- [Task] Repeat each record below exactly as given.

(Data records)
⟨

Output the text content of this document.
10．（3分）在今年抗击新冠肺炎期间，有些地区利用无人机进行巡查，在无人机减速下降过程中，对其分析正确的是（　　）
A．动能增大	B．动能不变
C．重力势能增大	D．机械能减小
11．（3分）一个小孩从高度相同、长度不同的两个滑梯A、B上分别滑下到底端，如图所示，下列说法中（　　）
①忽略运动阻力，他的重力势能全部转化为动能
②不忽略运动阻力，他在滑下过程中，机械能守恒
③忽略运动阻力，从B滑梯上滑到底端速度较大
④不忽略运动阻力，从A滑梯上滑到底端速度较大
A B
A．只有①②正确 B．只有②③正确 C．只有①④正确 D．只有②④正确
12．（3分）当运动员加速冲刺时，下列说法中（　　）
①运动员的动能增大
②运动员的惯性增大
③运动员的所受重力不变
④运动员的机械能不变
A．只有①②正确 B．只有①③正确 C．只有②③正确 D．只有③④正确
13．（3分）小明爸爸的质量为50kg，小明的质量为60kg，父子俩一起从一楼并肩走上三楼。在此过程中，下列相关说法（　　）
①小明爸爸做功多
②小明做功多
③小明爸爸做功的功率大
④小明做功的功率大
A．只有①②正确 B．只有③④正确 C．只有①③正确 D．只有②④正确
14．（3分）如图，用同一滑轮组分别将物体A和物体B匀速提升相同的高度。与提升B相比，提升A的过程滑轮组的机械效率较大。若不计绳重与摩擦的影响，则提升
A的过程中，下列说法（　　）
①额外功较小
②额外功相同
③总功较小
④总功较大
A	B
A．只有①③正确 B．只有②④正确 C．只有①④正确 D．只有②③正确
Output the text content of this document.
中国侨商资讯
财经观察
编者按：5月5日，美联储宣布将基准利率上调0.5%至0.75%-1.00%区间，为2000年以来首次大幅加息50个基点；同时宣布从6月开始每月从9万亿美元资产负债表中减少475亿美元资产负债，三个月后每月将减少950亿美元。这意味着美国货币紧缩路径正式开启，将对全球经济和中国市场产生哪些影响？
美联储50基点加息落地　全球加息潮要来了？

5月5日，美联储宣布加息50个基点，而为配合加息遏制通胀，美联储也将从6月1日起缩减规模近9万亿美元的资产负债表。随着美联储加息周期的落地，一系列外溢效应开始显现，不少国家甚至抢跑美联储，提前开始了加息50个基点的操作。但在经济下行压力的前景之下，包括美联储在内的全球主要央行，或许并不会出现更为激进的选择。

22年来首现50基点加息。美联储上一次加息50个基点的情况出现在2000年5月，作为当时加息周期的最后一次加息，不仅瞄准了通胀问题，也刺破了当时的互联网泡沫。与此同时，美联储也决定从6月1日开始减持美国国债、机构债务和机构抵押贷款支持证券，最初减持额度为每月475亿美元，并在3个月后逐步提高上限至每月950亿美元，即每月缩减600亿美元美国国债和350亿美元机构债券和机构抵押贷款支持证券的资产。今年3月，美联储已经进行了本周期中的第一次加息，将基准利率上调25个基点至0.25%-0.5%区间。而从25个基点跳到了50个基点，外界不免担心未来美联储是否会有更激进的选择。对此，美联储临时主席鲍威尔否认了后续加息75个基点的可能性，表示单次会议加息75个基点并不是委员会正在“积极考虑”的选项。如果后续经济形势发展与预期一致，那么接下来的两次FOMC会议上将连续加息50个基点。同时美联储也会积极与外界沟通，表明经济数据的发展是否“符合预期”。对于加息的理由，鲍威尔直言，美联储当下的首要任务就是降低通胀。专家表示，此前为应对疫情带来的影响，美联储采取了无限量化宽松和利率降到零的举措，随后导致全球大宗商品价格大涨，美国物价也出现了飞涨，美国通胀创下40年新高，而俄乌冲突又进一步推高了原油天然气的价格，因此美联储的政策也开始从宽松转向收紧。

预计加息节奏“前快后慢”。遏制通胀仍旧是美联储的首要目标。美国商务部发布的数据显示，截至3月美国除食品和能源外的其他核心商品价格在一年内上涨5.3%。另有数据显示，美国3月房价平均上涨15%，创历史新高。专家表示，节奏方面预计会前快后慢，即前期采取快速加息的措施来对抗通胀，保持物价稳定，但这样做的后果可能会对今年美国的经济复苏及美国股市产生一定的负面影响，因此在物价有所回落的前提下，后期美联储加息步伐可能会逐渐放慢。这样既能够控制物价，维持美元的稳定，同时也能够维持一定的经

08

⟩

- [Output of the exercise]
Output the text content of this document.
10．（3分）在今年抗击新冠肺炎期间，有些地区利用无人机进行巡查，在无人机减速下降过程中，对其分析正确的是（　　）
A．动能增大	B．动能不变
C．重力势能增大	D．机械能减小
11．（3分）一个小孩从高度相同、长度不同的两个滑梯A、B上分别滑下到底端，如图所示，下列说法中（　　）
①忽略运动阻力，他的重力势能全部转化为动能
②不忽略运动阻力，他在滑下过程中，机械能守恒
③忽略运动阻力，从B滑梯上滑到底端速度较大
④不忽略运动阻力，从A滑梯上滑到底端速度较大
A B
A．只有①②正确 B．只有②③正确 C．只有①④正确 D．只有②④正确
12．（3分）当运动员加速冲刺时，下列说法中（　　）
①运动员的动能增大
②运动员的惯性增大
③运动员的所受重力不变
④运动员的机械能不变
A．只有①②正确 B．只有①③正确 C．只有②③正确 D．只有③④正确
13．（3分）小明爸爸的质量为50kg，小明的质量为60kg，父子俩一起从一楼并肩走上三楼。在此过程中，下列相关说法（　　）
①小明爸爸做功多
②小明做功多
③小明爸爸做功的功率大
④小明做功的功率大
A．只有①②正确 B．只有③④正确 C．只有①③正确 D．只有②④正确
14．（3分）如图，用同一滑轮组分别将物体A和物体B匀速提升相同的高度。与提升B相比，提升A的过程滑轮组的机械效率较大。若不计绳重与摩擦的影响，则提升
A的过程中，下列说法（　　）
①额外功较小
②额外功相同
③总功较小
④总功较大
A	B
A．只有①③正确 B．只有②④正确 C．只有①④正确 D．只有②③正确
Output the text content of this document.
中国侨商资讯
财经观察
编者按：5月5日，美联储宣布将基准利率上调0.5%至0.75%-1.00%区间，为2000年以来首次大幅加息50个基点；同时宣布从6月开始每月从9万亿美元资产负债表中减少475亿美元资产负债，三个月后每月将减少950亿美元。这意味着美国货币紧缩路径正式开启，将对全球经济和中国市场产生哪些影响？
美联储50基点加息落地　全球加息潮要来了？

5月5日，美联储宣布加息50个基点，而为配合加息遏制通胀，美联储也将从6月1日起缩减规模近9万亿美元的资产负债表。随着美联储加息周期的落地，一系列外溢效应开始显现，不少国家甚至抢跑美联储，提前开始了加息50个基点的操作。但在经济下行压力的前景之下，包括美联储在内的全球主要央行，或许并不会出现更为激进的选择。

22年来首现50基点加息。美联储上一次加息50个基点的情况出现在2000年5月，作为当时加息周期的最后一次加息，不仅瞄准了通胀问题，也刺破了当时的互联网泡沫。与此同时，美联储也决定从6月1日开始减持美国国债、机构债务和机构抵押贷款支持证券，最初减持额度为每月475亿美元，并在3个月后逐步提高上限至每月950亿美元，即每月缩减600亿美元美国国债和350亿美元机构债券和机构抵押贷款支持证券的资产。今年3月，美联储已经进行了本周期中的第一次加息，将基准利率上调25个基点至0.25%-0.5%区间。而从25个基点跳到了50个基点，外界不免担心未来美联储是否会有更激进的选择。对此，美联储临时主席鲍威尔否认了后续加息75个基点的可能性，表示单次会议加息75个基点并不是委员会正在“积极考虑”的选项。如果后续经济形势发展与预期一致，那么接下来的两次FOMC会议上将连续加息50个基点。同时美联储也会积极与外界沟通，表明经济数据的发展是否“符合预期”。对于加息的理由，鲍威尔直言，美联储当下的首要任务就是降低通胀。专家表示，此前为应对疫情带来的影响，美联储采取了无限量化宽松和利率降到零的举措，随后导致全球大宗商品价格大涨，美国物价也出现了飞涨，美国通胀创下40年新高，而俄乌冲突又进一步推高了原油天然气的价格，因此美联储的政策也开始从宽松转向收紧。

预计加息节奏“前快后慢”。遏制通胀仍旧是美联储的首要目标。美国商务部发布的数据显示，截至3月美国除食品和能源外的其他核心商品价格在一年内上涨5.3%。另有数据显示，美国3月房价平均上涨15%，创历史新高。专家表示，节奏方面预计会前快后慢，即前期采取快速加息的措施来对抗通胀，保持物价稳定，但这样做的后果可能会对今年美国的经济复苏及美国股市产生一定的负面影响，因此在物价有所回落的前提下，后期美联储加息步伐可能会逐渐放慢。这样既能够控制物价，维持美元的稳定，同时也能够维持一定的经

08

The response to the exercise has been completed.